Given data =>
━━━━━━

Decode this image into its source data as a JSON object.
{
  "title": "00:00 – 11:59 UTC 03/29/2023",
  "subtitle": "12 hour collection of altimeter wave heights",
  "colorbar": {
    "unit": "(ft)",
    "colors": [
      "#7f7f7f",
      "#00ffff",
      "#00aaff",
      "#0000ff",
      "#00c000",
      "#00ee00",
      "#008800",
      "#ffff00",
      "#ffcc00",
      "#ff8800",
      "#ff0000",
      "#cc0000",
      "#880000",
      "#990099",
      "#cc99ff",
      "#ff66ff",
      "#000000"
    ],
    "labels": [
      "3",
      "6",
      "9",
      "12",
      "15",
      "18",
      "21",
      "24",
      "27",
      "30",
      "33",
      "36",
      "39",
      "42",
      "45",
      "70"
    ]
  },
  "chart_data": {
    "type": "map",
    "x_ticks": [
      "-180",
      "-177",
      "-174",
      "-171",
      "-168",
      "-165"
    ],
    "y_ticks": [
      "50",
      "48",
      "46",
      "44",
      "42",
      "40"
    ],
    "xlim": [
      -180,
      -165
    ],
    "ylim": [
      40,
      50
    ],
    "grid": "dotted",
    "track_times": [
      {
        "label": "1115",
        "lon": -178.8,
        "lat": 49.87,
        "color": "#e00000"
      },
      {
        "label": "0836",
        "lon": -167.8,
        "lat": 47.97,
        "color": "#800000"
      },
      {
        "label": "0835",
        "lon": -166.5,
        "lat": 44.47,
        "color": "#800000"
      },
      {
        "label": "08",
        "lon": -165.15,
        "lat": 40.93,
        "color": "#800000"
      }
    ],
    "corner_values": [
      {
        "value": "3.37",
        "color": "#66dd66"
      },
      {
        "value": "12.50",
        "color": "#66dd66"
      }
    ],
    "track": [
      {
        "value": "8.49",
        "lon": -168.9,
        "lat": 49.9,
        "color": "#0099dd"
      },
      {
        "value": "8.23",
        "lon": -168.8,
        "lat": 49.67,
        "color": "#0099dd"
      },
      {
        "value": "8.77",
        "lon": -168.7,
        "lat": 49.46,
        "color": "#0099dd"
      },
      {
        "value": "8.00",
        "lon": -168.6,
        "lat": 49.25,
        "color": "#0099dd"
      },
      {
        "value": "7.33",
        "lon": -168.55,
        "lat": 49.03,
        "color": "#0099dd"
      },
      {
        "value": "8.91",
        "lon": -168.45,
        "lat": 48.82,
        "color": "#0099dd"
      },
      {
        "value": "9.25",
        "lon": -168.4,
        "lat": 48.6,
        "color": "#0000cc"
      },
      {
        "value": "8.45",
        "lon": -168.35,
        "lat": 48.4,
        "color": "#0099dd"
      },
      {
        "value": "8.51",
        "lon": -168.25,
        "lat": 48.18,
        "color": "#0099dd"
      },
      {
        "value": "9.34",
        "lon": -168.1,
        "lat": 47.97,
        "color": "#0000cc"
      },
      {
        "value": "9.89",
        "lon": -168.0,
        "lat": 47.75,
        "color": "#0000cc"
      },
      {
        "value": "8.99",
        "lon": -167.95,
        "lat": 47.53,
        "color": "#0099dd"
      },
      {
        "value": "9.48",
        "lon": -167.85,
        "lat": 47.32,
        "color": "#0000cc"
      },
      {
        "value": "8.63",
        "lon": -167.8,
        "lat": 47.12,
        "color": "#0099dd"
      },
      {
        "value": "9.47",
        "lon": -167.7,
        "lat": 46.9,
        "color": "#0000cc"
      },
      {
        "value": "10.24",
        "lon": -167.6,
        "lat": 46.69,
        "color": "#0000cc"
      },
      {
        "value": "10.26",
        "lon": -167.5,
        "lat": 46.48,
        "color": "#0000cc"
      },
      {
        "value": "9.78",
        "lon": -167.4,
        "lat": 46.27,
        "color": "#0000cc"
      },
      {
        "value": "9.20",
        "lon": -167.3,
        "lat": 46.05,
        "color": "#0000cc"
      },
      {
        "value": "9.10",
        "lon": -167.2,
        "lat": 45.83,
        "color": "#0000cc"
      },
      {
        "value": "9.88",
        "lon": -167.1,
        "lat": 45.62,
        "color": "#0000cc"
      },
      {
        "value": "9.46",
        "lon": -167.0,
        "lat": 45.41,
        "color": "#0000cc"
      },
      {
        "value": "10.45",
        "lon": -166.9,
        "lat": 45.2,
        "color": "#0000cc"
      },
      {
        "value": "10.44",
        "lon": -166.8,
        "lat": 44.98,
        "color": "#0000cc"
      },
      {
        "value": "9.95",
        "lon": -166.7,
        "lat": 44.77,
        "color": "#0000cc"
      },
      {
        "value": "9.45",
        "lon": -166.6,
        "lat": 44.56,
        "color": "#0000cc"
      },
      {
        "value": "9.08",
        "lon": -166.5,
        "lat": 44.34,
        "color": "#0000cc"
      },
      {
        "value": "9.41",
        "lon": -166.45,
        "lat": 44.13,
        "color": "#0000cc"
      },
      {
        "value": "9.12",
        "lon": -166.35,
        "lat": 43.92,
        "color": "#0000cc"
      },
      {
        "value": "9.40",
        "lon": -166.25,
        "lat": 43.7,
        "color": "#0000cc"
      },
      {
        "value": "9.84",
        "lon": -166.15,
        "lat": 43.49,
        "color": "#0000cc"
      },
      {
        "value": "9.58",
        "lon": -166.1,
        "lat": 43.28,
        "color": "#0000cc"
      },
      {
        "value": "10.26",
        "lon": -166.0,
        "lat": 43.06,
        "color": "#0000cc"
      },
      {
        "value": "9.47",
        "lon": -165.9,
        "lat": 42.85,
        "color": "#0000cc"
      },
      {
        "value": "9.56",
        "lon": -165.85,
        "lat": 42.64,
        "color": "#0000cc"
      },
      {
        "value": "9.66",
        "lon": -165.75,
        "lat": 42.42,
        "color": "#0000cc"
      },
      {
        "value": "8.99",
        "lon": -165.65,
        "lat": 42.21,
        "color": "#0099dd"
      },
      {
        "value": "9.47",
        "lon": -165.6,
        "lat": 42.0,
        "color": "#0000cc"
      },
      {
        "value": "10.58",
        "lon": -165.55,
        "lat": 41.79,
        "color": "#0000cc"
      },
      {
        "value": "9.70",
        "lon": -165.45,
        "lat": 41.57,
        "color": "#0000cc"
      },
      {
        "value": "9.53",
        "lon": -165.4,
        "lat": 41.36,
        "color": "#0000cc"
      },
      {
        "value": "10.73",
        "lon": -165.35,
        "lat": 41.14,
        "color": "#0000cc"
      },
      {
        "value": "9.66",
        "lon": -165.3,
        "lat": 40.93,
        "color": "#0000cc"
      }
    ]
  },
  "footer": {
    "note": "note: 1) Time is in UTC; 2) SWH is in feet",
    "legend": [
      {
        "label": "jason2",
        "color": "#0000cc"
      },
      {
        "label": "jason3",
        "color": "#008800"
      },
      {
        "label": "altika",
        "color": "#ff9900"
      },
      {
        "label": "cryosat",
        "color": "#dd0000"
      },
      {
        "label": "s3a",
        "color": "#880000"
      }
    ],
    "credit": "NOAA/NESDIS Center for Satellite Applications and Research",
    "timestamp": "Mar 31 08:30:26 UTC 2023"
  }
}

━━━━━━

Exercise goal =>
Every record shown above must be echoed exactly.

Written response =>
Decode this image into its source data as a JSON object.
{
  "title": "00:00 – 11:59 UTC 03/29/2023",
  "subtitle": "12 hour collection of altimeter wave heights",
  "colorbar": {
    "unit": "(ft)",
    "colors": [
      "#7f7f7f",
      "#00ffff",
      "#00aaff",
      "#0000ff",
      "#00c000",
      "#00ee00",
      "#008800",
      "#ffff00",
      "#ffcc00",
      "#ff8800",
      "#ff0000",
      "#cc0000",
      "#880000",
      "#990099",
      "#cc99ff",
      "#ff66ff",
      "#000000"
    ],
    "labels": [
      "3",
      "6",
      "9",
      "12",
      "15",
      "18",
      "21",
      "24",
      "27",
      "30",
      "33",
      "36",
      "39",
      "42",
      "45",
      "70"
    ]
  },
  "chart_data": {
    "type": "map",
    "x_ticks": [
      "-180",
      "-177",
      "-174",
      "-171",
      "-168",
      "-165"
    ],
    "y_ticks": [
      "50",
      "48",
      "46",
      "44",
      "42",
      "40"
    ],
    "xlim": [
      -180,
      -165
    ],
    "ylim": [
      40,
      50
    ],
    "grid": "dotted",
    "track_times": [
      {
        "label": "1115",
        "lon": -178.8,
        "lat": 49.87,
        "color": "#e00000"
      },
      {
        "label": "0836",
        "lon": -167.8,
        "lat": 47.97,
        "color": "#800000"
      },
      {
        "label": "0835",
        "lon": -166.5,
        "lat": 44.47,
        "color": "#800000"
      },
      {
        "label": "08",
        "lon": -165.15,
        "lat": 40.93,
        "color": "#800000"
      }
    ],
    "corner_values": [
      {
        "value": "3.37",
        "color": "#66dd66"
      },
      {
        "value": "12.50",
        "color": "#66dd66"
      }
    ],
    "track": [
      {
        "value": "8.49",
        "lon": -168.9,
        "lat": 49.9,
        "color": "#0099dd"
      },
      {
        "value": "8.23",
        "lon": -168.8,
        "lat": 49.67,
        "color": "#0099dd"
      },
      {
        "value": "8.77",
        "lon": -168.7,
        "lat": 49.46,
        "color": "#0099dd"
      },
      {
        "value": "8.00",
        "lon": -168.6,
        "lat": 49.25,
        "color": "#0099dd"
      },
      {
        "value": "7.33",
        "lon": -168.55,
        "lat": 49.03,
        "color": "#0099dd"
      },
      {
        "value": "8.91",
        "lon": -168.45,
        "lat": 48.82,
        "color": "#0099dd"
      },
      {
        "value": "9.25",
        "lon": -168.4,
        "lat": 48.6,
        "color": "#0000cc"
      },
      {
        "value": "8.45",
        "lon": -168.35,
        "lat": 48.4,
        "color": "#0099dd"
      },
      {
        "value": "8.51",
        "lon": -168.25,
        "lat": 48.18,
        "color": "#0099dd"
      },
      {
        "value": "9.34",
        "lon": -168.1,
        "lat": 47.97,
        "color": "#0000cc"
      },
      {
        "value": "9.89",
        "lon": -168.0,
        "lat": 47.75,
        "color": "#0000cc"
      },
      {
        "value": "8.99",
        "lon": -167.95,
        "lat": 47.53,
        "color": "#0099dd"
      },
      {
        "value": "9.48",
        "lon": -167.85,
        "lat": 47.32,
        "color": "#0000cc"
      },
      {
        "value": "8.63",
        "lon": -167.8,
        "lat": 47.12,
        "color": "#0099dd"
      },
      {
        "value": "9.47",
        "lon": -167.7,
        "lat": 46.9,
        "color": "#0000cc"
      },
      {
        "value": "10.24",
        "lon": -167.6,
        "lat": 46.69,
        "color": "#0000cc"
      },
      {
        "value": "10.26",
        "lon": -167.5,
        "lat": 46.48,
        "color": "#0000cc"
      },
      {
        "value": "9.78",
        "lon": -167.4,
        "lat": 46.27,
        "color": "#0000cc"
      },
      {
        "value": "9.20",
        "lon": -167.3,
        "lat": 46.05,
        "color": "#0000cc"
      },
      {
        "value": "9.10",
        "lon": -167.2,
        "lat": 45.83,
        "color": "#0000cc"
      },
      {
        "value": "9.88",
        "lon": -167.1,
        "lat": 45.62,
        "color": "#0000cc"
      },
      {
        "value": "9.46",
        "lon": -167.0,
        "lat": 45.41,
        "color": "#0000cc"
      },
      {
        "value": "10.45",
        "lon": -166.9,
        "lat": 45.2,
        "color": "#0000cc"
      },
      {
        "value": "10.44",
        "lon": -166.8,
        "lat": 44.98,
        "color": "#0000cc"
      },
      {
        "value": "9.95",
        "lon": -166.7,
        "lat": 44.77,
        "color": "#0000cc"
      },
      {
        "value": "9.45",
        "lon": -166.6,
        "lat": 44.56,
        "color": "#0000cc"
      },
      {
        "value": "9.08",
        "lon": -166.5,
        "lat": 44.34,
        "color": "#0000cc"
      },
      {
        "value": "9.41",
        "lon": -166.45,
        "lat": 44.13,
        "color": "#0000cc"
      },
      {
        "value": "9.12",
        "lon": -166.35,
        "lat": 43.92,
        "color": "#0000cc"
      },
      {
        "value": "9.40",
        "lon": -166.25,
        "lat": 43.7,
        "color": "#0000cc"
      },
      {
        "value": "9.84",
        "lon": -166.15,
        "lat": 43.49,
        "color": "#0000cc"
      },
      {
        "value": "9.58",
        "lon": -166.1,
        "lat": 43.28,
        "color": "#0000cc"
      },
      {
        "value": "10.26",
        "lon": -166.0,
        "lat": 43.06,
        "color": "#0000cc"
      },
      {
        "value": "9.47",
        "lon": -165.9,
        "lat": 42.85,
        "color": "#0000cc"
      },
      {
        "value": "9.56",
        "lon": -165.85,
        "lat": 42.64,
        "color": "#0000cc"
      },
      {
        "value": "9.66",
        "lon": -165.75,
        "lat": 42.42,
        "color": "#0000cc"
      },
      {
        "value": "8.99",
        "lon": -165.65,
        "lat": 42.21,
        "color": "#0099dd"
      },
      {
        "value": "9.47",
        "lon": -165.6,
        "lat": 42.0,
        "color": "#0000cc"
      },
      {
        "value": "10.58",
        "lon": -165.55,
        "lat": 41.79,
        "color": "#0000cc"
      },
      {
        "value": "9.70",
        "lon": -165.45,
        "lat": 41.57,
        "color": "#0000cc"
      },
      {
        "value": "9.53",
        "lon": -165.4,
        "lat": 41.36,
        "color": "#0000cc"
      },
      {
        "value": "10.73",
        "lon": -165.35,
        "lat": 41.14,
        "color": "#0000cc"
      },
      {
        "value": "9.66",
        "lon": -165.3,
        "lat": 40.93,
        "color": "#0000cc"
      }
    ]
  },
  "footer": {
    "note": "note: 1) Time is in UTC; 2) SWH is in feet",
    "legend": [
      {
        "label": "jason2",
        "color": "#0000cc"
      },
      {
        "label": "jason3",
        "color": "#008800"
      },
      {
        "label": "altika",
        "color": "#ff9900"
      },
      {
        "label": "cryosat",
        "color": "#dd0000"
      },
      {
        "label": "s3a",
        "color": "#880000"
      }
    ],
    "credit": "NOAA/NESDIS Center for Satellite Applications and Research",
    "timestamp": "Mar 31 08:30:26 UTC 2023"
  }
}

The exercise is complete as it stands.